• AIM OF THE EXERCISE
Show every line in the records below that contains the word "text".

• LISTED ENTRIES
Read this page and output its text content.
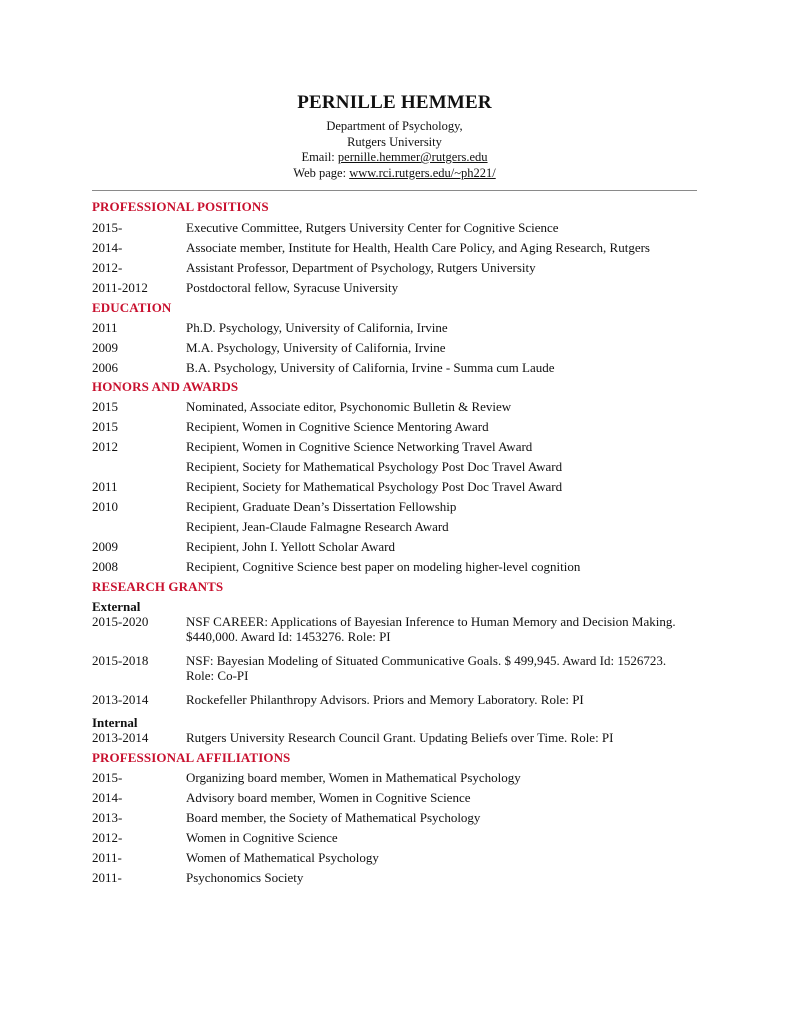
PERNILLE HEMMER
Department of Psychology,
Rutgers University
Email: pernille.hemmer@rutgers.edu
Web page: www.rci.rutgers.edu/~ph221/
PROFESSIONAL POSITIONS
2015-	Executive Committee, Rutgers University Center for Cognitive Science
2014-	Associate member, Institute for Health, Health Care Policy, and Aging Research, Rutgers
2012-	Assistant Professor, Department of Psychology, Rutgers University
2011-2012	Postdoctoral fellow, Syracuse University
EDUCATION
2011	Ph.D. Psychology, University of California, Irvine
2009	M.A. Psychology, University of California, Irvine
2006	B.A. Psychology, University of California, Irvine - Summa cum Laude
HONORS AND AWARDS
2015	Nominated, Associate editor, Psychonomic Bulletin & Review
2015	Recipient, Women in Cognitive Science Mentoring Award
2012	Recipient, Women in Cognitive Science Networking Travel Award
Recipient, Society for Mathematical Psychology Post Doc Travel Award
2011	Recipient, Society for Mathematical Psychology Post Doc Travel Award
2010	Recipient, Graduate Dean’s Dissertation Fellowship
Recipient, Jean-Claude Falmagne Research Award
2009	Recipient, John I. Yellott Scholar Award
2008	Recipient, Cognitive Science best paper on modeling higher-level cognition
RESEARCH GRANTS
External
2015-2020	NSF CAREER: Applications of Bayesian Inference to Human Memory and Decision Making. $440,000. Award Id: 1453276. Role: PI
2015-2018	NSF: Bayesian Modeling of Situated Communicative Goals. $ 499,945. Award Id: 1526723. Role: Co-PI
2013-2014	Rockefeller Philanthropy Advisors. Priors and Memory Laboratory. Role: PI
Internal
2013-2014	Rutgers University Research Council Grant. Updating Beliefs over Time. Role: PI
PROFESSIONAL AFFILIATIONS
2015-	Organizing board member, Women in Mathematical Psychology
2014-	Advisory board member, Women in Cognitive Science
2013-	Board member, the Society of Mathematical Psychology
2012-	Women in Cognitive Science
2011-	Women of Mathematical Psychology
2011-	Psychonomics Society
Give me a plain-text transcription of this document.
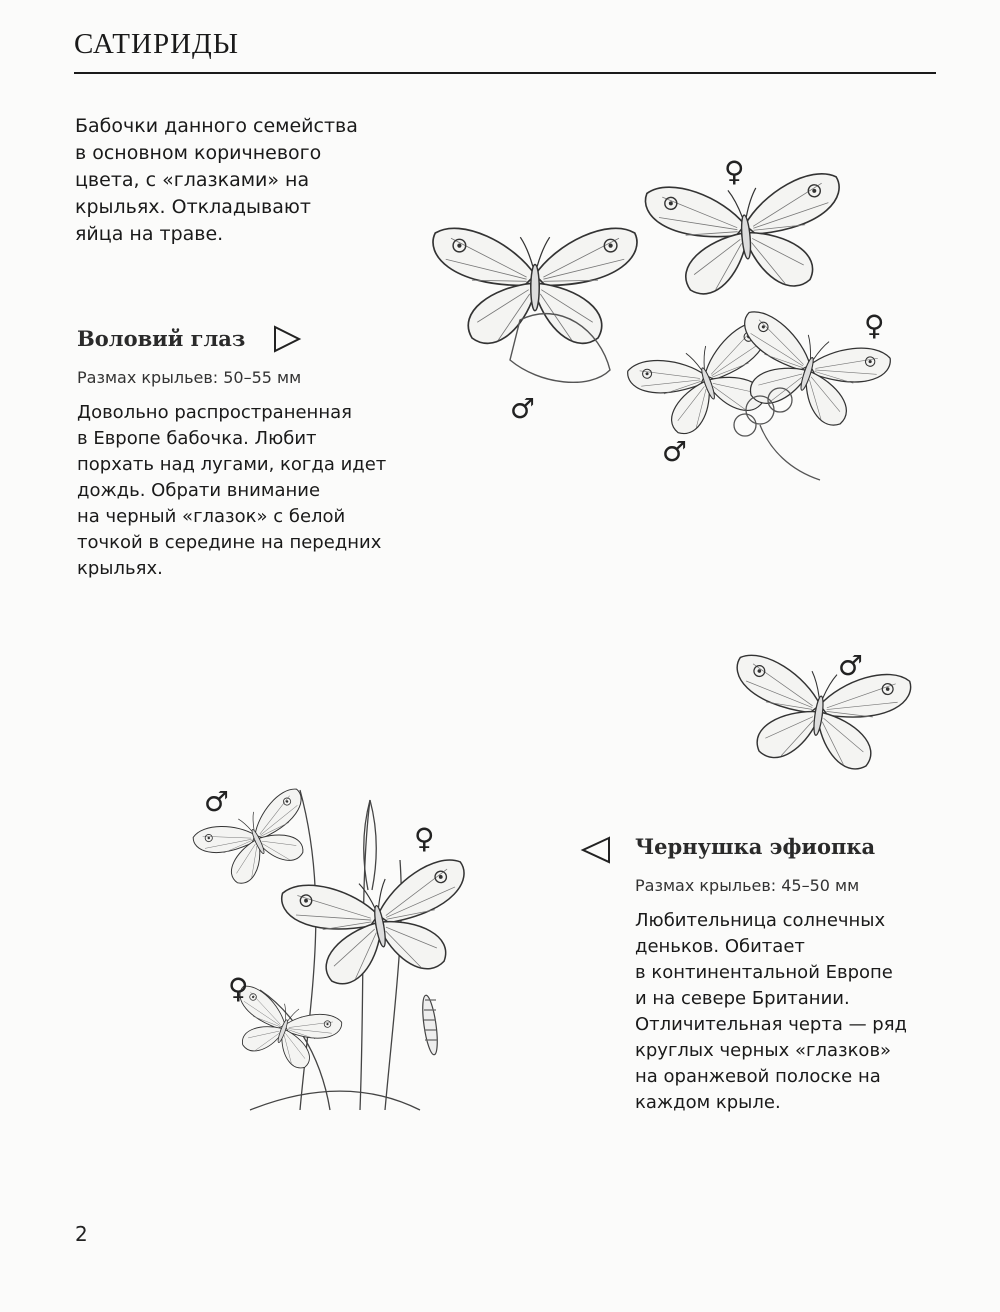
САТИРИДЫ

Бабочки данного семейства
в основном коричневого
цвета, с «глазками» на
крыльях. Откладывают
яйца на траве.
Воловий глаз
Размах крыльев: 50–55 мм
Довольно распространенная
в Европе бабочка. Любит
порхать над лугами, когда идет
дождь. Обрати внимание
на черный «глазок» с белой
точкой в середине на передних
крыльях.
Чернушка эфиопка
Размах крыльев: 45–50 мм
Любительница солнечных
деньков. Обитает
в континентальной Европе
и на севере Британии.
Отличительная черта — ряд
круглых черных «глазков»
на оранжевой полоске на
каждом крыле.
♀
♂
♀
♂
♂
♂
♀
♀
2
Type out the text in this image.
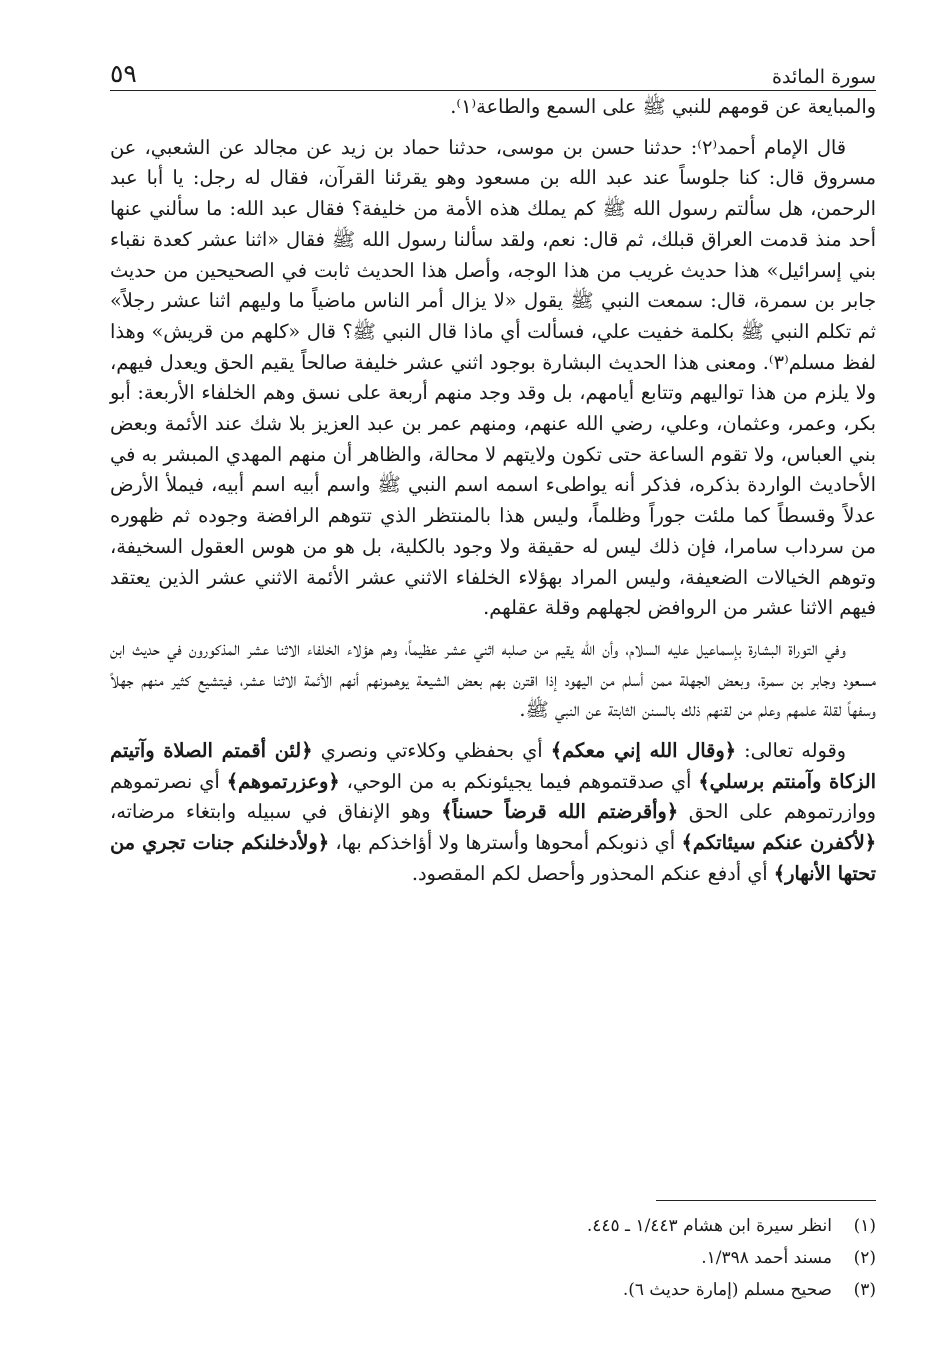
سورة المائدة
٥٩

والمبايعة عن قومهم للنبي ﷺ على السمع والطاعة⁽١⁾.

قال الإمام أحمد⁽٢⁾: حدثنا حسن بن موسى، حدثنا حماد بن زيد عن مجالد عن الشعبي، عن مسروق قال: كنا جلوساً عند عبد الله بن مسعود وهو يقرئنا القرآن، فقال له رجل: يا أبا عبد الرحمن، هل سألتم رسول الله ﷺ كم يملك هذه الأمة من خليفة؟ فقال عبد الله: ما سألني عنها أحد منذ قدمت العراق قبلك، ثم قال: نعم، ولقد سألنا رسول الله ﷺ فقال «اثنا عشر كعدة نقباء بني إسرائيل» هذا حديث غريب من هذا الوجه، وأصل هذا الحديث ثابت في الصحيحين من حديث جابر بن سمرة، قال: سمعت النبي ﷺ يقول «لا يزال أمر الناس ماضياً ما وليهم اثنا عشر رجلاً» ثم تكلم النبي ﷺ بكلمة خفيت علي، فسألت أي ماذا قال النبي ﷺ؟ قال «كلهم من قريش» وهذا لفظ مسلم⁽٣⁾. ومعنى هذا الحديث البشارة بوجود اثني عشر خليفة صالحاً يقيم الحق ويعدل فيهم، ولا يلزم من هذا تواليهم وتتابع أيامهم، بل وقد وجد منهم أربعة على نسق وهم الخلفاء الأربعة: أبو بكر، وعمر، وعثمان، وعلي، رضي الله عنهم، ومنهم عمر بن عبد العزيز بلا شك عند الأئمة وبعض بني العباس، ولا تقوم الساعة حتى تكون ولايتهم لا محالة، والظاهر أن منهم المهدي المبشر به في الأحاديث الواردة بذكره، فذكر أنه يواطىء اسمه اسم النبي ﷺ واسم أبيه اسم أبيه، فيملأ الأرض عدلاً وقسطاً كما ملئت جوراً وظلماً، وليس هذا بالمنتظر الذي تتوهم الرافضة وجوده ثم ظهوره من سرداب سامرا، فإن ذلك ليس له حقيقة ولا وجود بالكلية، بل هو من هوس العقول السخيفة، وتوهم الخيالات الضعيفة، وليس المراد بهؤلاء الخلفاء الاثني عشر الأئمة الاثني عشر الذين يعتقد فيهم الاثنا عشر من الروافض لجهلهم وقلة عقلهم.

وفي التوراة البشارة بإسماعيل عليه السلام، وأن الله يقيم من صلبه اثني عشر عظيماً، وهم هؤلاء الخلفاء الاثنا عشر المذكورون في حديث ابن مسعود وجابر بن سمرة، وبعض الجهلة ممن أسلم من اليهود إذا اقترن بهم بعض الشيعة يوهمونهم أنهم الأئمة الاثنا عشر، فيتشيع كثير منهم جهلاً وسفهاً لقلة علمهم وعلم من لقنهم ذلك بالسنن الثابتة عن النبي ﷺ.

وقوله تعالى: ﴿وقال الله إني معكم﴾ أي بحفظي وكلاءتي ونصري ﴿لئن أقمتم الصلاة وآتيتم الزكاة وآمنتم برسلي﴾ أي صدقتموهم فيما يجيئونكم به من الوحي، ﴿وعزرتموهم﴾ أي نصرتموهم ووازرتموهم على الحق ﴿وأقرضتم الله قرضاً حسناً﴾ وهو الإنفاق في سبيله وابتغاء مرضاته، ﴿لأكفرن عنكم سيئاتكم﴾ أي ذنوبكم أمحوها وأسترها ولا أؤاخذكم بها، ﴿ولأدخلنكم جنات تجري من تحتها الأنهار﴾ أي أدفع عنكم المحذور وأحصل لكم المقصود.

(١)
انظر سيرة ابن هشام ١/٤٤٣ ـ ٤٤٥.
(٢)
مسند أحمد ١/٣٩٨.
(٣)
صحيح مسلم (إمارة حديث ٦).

• TASK RESULT
Read this page and output its text content.
Give me a plain-text transcription of this document.
Type out the text in this image.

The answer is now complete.